PROBLEM:
Report, word for word, every line of the material that contains "SwinUNETR".

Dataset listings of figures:
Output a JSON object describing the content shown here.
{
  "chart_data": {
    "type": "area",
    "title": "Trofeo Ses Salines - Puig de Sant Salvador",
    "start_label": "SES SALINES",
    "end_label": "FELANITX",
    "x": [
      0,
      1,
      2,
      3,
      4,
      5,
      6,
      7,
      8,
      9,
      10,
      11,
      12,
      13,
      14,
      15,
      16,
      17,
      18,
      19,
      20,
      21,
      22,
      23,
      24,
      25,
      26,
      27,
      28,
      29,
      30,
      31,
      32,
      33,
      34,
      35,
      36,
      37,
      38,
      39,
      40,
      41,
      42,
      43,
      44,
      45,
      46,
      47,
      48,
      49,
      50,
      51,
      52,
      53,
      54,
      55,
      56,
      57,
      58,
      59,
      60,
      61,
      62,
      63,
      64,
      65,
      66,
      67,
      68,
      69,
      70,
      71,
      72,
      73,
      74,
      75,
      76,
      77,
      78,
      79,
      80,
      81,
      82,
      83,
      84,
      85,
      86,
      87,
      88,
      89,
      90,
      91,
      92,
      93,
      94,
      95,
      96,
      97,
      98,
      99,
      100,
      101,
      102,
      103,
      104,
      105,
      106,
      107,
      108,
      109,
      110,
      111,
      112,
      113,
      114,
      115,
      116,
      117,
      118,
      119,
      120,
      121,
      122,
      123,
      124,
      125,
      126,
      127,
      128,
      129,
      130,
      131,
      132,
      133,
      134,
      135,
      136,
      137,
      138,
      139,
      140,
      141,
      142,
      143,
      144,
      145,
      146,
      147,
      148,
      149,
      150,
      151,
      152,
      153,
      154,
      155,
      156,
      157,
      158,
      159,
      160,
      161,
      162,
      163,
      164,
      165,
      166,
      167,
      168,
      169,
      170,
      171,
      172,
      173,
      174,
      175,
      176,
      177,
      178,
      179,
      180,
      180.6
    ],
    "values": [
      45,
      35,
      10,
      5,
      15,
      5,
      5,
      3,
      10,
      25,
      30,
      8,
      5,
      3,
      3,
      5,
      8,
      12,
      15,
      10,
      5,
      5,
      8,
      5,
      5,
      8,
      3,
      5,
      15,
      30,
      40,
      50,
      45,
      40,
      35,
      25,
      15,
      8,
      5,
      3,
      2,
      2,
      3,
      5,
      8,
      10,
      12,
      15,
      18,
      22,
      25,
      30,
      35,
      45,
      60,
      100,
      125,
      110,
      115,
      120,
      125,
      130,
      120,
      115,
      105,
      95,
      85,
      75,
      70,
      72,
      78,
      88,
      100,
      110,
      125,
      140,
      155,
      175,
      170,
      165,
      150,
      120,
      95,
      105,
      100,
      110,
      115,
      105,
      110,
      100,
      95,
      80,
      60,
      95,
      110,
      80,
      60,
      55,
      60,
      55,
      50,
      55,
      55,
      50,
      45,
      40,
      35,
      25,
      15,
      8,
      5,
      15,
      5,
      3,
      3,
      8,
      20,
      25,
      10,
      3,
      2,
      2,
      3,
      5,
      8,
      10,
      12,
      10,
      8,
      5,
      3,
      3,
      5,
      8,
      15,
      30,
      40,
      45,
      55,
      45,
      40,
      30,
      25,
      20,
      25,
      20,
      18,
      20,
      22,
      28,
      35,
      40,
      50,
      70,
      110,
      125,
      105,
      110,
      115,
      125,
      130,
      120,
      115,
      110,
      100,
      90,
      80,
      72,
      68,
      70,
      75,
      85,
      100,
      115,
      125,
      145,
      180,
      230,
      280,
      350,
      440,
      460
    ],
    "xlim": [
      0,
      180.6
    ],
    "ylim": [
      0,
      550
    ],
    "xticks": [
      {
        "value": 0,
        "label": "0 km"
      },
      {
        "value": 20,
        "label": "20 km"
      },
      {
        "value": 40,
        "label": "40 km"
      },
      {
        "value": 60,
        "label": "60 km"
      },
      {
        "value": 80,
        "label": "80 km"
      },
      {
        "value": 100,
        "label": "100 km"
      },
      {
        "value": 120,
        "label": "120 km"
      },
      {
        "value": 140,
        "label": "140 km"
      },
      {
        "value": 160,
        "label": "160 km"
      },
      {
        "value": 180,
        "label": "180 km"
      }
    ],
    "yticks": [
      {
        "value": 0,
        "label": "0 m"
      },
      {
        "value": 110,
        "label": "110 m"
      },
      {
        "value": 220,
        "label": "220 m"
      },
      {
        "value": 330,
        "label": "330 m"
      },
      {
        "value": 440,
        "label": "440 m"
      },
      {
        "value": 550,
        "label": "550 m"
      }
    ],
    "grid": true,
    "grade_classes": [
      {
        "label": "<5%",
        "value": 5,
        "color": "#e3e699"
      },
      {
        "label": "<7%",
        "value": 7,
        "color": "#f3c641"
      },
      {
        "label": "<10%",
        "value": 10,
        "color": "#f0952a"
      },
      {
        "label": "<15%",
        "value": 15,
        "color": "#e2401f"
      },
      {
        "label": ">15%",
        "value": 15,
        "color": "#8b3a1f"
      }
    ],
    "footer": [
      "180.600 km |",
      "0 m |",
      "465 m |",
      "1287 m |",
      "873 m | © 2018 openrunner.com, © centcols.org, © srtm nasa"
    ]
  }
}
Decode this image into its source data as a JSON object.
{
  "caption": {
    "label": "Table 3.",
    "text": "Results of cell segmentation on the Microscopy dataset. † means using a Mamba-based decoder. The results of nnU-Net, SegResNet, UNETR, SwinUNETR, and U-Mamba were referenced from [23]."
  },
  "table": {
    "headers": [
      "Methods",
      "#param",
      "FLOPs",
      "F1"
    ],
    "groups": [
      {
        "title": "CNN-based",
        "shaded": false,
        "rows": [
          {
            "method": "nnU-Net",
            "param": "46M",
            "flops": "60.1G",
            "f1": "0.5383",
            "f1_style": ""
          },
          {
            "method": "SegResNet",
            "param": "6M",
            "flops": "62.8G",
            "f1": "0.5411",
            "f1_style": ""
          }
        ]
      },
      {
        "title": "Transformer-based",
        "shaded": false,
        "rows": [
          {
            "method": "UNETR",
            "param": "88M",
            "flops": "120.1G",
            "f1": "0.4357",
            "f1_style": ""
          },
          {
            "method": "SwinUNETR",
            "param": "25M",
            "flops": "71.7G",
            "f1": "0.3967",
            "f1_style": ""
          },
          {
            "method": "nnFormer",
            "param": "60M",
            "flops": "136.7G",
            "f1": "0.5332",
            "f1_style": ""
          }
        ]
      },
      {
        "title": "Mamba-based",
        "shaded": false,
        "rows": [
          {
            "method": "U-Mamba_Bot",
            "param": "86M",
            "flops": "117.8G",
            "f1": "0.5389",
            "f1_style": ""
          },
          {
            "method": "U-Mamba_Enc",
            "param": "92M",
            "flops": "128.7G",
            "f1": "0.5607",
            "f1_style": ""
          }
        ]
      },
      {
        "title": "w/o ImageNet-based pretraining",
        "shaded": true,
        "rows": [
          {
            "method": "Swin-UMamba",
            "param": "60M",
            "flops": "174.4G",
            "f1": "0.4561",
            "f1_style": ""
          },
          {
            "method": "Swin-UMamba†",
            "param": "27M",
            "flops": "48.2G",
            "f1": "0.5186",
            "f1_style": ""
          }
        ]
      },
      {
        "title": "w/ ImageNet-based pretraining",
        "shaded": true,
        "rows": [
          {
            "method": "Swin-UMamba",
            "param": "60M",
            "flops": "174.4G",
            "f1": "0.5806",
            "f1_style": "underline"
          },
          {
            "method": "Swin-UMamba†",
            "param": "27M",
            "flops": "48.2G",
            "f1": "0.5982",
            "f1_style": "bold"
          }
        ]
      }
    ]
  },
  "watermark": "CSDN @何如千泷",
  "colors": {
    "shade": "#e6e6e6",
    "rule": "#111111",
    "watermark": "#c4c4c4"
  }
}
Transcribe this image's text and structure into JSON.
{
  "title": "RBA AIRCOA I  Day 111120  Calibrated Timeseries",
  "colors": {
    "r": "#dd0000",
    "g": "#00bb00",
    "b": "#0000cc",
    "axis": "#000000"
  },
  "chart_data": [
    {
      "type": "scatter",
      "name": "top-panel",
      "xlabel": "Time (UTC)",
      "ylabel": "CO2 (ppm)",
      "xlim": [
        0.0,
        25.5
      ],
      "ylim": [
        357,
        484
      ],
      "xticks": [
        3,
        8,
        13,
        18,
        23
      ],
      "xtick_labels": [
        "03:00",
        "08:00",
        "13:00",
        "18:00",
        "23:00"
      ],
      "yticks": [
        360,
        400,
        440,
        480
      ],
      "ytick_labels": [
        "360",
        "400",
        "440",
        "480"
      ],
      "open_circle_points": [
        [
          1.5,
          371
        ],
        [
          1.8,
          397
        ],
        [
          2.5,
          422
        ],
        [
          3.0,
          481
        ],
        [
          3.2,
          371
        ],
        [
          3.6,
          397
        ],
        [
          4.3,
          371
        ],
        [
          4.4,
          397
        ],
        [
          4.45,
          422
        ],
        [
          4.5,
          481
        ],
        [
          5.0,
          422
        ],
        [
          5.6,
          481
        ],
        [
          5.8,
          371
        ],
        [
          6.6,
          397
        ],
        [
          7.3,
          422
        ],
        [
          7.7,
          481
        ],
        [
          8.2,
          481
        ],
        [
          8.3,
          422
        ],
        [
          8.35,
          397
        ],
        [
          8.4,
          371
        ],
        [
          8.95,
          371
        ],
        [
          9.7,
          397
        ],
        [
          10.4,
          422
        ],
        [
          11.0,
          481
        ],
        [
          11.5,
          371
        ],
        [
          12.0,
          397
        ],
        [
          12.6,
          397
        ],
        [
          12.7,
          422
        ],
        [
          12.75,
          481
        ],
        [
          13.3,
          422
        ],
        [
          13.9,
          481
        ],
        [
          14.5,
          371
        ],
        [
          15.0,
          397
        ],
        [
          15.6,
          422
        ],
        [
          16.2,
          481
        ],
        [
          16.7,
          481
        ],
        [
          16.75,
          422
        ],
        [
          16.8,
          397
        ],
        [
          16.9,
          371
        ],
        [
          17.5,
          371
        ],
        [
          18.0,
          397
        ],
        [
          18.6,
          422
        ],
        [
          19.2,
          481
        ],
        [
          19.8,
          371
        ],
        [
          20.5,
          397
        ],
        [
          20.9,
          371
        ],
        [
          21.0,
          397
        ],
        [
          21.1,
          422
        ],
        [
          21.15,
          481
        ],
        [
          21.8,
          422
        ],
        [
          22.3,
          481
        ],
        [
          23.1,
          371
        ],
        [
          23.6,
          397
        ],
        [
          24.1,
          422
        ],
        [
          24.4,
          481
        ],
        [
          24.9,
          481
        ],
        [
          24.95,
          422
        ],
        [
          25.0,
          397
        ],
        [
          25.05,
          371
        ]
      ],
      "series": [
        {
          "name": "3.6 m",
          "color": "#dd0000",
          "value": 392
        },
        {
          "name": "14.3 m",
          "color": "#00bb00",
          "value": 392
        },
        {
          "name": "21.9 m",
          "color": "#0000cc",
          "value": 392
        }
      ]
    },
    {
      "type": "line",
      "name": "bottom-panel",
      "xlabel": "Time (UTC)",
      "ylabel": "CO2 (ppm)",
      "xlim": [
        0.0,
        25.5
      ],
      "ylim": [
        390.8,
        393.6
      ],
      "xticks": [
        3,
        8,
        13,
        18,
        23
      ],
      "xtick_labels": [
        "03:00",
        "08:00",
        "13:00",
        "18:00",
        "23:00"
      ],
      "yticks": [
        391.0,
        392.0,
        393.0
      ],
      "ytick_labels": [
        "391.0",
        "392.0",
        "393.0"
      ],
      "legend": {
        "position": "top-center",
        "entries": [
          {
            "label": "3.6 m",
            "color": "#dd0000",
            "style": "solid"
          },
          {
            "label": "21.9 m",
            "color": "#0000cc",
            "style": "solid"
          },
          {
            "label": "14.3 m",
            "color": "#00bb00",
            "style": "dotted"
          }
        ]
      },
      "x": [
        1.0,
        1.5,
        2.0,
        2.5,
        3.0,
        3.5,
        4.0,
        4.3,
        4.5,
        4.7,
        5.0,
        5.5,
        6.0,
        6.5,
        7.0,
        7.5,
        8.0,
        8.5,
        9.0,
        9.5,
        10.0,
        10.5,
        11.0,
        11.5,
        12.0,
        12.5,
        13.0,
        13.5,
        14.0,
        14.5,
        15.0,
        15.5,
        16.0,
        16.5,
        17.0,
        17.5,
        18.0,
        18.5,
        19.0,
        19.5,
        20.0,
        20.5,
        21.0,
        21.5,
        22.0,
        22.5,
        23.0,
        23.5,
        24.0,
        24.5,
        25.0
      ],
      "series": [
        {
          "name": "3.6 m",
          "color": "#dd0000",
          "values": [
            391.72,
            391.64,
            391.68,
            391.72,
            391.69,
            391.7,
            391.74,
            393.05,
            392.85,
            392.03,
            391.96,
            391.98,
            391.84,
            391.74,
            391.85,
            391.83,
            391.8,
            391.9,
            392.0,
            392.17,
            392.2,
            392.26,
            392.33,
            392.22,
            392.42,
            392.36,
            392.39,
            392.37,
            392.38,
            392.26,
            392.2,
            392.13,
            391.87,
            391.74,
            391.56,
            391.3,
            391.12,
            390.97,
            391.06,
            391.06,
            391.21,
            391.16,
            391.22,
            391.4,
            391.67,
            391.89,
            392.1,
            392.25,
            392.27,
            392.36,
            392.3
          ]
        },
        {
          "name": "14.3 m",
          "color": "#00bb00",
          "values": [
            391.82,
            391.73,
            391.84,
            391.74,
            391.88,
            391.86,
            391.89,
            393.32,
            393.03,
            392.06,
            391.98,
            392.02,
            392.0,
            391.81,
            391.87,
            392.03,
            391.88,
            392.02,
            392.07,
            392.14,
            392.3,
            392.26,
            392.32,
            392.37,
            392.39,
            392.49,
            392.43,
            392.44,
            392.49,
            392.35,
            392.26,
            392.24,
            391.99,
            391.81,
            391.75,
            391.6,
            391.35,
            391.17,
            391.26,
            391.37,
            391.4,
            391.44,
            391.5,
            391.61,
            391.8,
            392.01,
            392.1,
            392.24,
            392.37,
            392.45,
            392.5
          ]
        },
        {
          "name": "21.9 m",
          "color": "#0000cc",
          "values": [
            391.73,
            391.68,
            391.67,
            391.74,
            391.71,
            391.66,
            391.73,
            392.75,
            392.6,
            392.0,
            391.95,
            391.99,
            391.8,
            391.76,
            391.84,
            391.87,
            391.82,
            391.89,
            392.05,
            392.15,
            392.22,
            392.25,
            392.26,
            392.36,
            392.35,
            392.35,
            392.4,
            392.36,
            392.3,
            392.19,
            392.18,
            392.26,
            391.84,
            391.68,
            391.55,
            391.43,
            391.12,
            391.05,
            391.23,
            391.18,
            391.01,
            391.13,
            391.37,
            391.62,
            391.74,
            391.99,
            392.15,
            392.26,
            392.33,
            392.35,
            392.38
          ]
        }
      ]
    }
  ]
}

COMPLETED EXERCISE:
    "text": "Results of cell segmentation on the Microscopy dataset. † means using a Mamba-based decoder. The results of nnU-Net, SegResNet, UNETR, SwinUNETR, and U-Mamba were referenced from [23]."
            "method": "SwinUNETR",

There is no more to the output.